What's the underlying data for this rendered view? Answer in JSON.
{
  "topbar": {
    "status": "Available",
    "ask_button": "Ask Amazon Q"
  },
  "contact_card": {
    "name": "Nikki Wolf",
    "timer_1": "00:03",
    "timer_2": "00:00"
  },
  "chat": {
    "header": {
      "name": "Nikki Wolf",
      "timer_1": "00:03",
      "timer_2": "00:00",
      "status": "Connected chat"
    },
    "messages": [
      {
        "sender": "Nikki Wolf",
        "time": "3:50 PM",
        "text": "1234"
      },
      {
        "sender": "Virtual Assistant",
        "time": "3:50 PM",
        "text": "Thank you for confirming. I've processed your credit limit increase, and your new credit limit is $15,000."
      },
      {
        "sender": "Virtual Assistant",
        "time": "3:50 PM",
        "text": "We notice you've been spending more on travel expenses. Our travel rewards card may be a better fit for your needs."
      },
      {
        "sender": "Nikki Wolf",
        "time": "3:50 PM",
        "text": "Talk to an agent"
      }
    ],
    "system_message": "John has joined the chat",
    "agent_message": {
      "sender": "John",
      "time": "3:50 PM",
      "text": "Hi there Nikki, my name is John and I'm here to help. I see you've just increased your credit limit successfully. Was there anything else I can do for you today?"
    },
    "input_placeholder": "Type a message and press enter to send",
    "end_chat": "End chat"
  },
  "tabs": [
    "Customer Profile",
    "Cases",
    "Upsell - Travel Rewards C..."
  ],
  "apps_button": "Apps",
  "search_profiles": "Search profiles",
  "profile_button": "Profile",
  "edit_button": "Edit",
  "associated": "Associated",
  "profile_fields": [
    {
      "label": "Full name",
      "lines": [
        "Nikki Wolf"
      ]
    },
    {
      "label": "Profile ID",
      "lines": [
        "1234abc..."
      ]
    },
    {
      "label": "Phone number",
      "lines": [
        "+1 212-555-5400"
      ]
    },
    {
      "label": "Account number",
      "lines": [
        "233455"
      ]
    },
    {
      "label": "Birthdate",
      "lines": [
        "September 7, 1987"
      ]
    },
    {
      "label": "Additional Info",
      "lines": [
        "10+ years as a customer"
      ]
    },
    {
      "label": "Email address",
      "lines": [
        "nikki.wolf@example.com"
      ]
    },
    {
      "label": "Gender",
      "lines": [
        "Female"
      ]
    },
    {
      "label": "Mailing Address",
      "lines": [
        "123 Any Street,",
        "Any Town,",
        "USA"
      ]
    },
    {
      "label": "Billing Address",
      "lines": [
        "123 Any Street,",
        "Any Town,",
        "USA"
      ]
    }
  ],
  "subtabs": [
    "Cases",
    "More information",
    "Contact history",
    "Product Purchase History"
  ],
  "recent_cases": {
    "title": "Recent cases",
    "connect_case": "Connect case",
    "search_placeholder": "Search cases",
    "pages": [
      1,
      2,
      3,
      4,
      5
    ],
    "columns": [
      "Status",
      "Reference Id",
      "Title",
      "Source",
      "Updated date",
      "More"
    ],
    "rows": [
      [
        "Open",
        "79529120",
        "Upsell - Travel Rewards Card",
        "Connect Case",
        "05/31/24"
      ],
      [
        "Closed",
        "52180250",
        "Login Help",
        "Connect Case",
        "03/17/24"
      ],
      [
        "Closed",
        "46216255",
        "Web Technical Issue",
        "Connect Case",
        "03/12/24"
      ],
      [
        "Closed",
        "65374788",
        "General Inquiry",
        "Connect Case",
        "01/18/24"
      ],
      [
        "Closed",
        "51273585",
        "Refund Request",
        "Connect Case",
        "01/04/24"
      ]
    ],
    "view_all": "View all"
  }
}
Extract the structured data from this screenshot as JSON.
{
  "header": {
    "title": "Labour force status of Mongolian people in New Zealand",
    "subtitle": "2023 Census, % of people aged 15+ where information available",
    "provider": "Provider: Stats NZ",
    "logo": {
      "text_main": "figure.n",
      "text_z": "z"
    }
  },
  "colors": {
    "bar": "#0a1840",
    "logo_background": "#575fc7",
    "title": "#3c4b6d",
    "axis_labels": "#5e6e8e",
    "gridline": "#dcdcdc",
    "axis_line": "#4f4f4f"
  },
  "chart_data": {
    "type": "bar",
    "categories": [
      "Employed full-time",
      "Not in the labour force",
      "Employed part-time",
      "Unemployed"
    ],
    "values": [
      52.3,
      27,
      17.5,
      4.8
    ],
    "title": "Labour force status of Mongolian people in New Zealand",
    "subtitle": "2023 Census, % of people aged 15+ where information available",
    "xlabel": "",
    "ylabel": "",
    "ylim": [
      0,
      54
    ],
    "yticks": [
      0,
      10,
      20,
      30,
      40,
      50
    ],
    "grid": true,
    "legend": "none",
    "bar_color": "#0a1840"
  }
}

---------------

§ YOUR INSTRUCTIONS
Please copy out each record, character for character.

§ TASK RESPONSE
What's the underlying data for this rendered view? Answer in JSON.
{
  "topbar": {
    "status": "Available",
    "ask_button": "Ask Amazon Q"
  },
  "contact_card": {
    "name": "Nikki Wolf",
    "timer_1": "00:03",
    "timer_2": "00:00"
  },
  "chat": {
    "header": {
      "name": "Nikki Wolf",
      "timer_1": "00:03",
      "timer_2": "00:00",
      "status": "Connected chat"
    },
    "messages": [
      {
        "sender": "Nikki Wolf",
        "time": "3:50 PM",
        "text": "1234"
      },
      {
        "sender": "Virtual Assistant",
        "time": "3:50 PM",
        "text": "Thank you for confirming. I've processed your credit limit increase, and your new credit limit is $15,000."
      },
      {
        "sender": "Virtual Assistant",
        "time": "3:50 PM",
        "text": "We notice you've been spending more on travel expenses. Our travel rewards card may be a better fit for your needs."
      },
      {
        "sender": "Nikki Wolf",
        "time": "3:50 PM",
        "text": "Talk to an agent"
      }
    ],
    "system_message": "John has joined the chat",
    "agent_message": {
      "sender": "John",
      "time": "3:50 PM",
      "text": "Hi there Nikki, my name is John and I'm here to help. I see you've just increased your credit limit successfully. Was there anything else I can do for you today?"
    },
    "input_placeholder": "Type a message and press enter to send",
    "end_chat": "End chat"
  },
  "tabs": [
    "Customer Profile",
    "Cases",
    "Upsell - Travel Rewards C..."
  ],
  "apps_button": "Apps",
  "search_profiles": "Search profiles",
  "profile_button": "Profile",
  "edit_button": "Edit",
  "associated": "Associated",
  "profile_fields": [
    {
      "label": "Full name",
      "lines": [
        "Nikki Wolf"
      ]
    },
    {
      "label": "Profile ID",
      "lines": [
        "1234abc..."
      ]
    },
    {
      "label": "Phone number",
      "lines": [
        "+1 212-555-5400"
      ]
    },
    {
      "label": "Account number",
      "lines": [
        "233455"
      ]
    },
    {
      "label": "Birthdate",
      "lines": [
        "September 7, 1987"
      ]
    },
    {
      "label": "Additional Info",
      "lines": [
        "10+ years as a customer"
      ]
    },
    {
      "label": "Email address",
      "lines": [
        "nikki.wolf@example.com"
      ]
    },
    {
      "label": "Gender",
      "lines": [
        "Female"
      ]
    },
    {
      "label": "Mailing Address",
      "lines": [
        "123 Any Street,",
        "Any Town,",
        "USA"
      ]
    },
    {
      "label": "Billing Address",
      "lines": [
        "123 Any Street,",
        "Any Town,",
        "USA"
      ]
    }
  ],
  "subtabs": [
    "Cases",
    "More information",
    "Contact history",
    "Product Purchase History"
  ],
  "recent_cases": {
    "title": "Recent cases",
    "connect_case": "Connect case",
    "search_placeholder": "Search cases",
    "pages": [
      1,
      2,
      3,
      4,
      5
    ],
    "columns": [
      "Status",
      "Reference Id",
      "Title",
      "Source",
      "Updated date",
      "More"
    ],
    "rows": [
      [
        "Open",
        "79529120",
        "Upsell - Travel Rewards Card",
        "Connect Case",
        "05/31/24"
      ],
      [
        "Closed",
        "52180250",
        "Login Help",
        "Connect Case",
        "03/17/24"
      ],
      [
        "Closed",
        "46216255",
        "Web Technical Issue",
        "Connect Case",
        "03/12/24"
      ],
      [
        "Closed",
        "65374788",
        "General Inquiry",
        "Connect Case",
        "01/18/24"
      ],
      [
        "Closed",
        "51273585",
        "Refund Request",
        "Connect Case",
        "01/04/24"
      ]
    ],
    "view_all": "View all"
  }
}
Extract the structured data from this screenshot as JSON.
{
  "header": {
    "title": "Labour force status of Mongolian people in New Zealand",
    "subtitle": "2023 Census, % of people aged 15+ where information available",
    "provider": "Provider: Stats NZ",
    "logo": {
      "text_main": "figure.n",
      "text_z": "z"
    }
  },
  "colors": {
    "bar": "#0a1840",
    "logo_background": "#575fc7",
    "title": "#3c4b6d",
    "axis_labels": "#5e6e8e",
    "gridline": "#dcdcdc",
    "axis_line": "#4f4f4f"
  },
  "chart_data": {
    "type": "bar",
    "categories": [
      "Employed full-time",
      "Not in the labour force",
      "Employed part-time",
      "Unemployed"
    ],
    "values": [
      52.3,
      27,
      17.5,
      4.8
    ],
    "title": "Labour force status of Mongolian people in New Zealand",
    "subtitle": "2023 Census, % of people aged 15+ where information available",
    "xlabel": "",
    "ylabel": "",
    "ylim": [
      0,
      54
    ],
    "yticks": [
      0,
      10,
      20,
      30,
      40,
      50
    ],
    "grid": true,
    "legend": "none",
    "bar_color": "#0a1840"
  }
}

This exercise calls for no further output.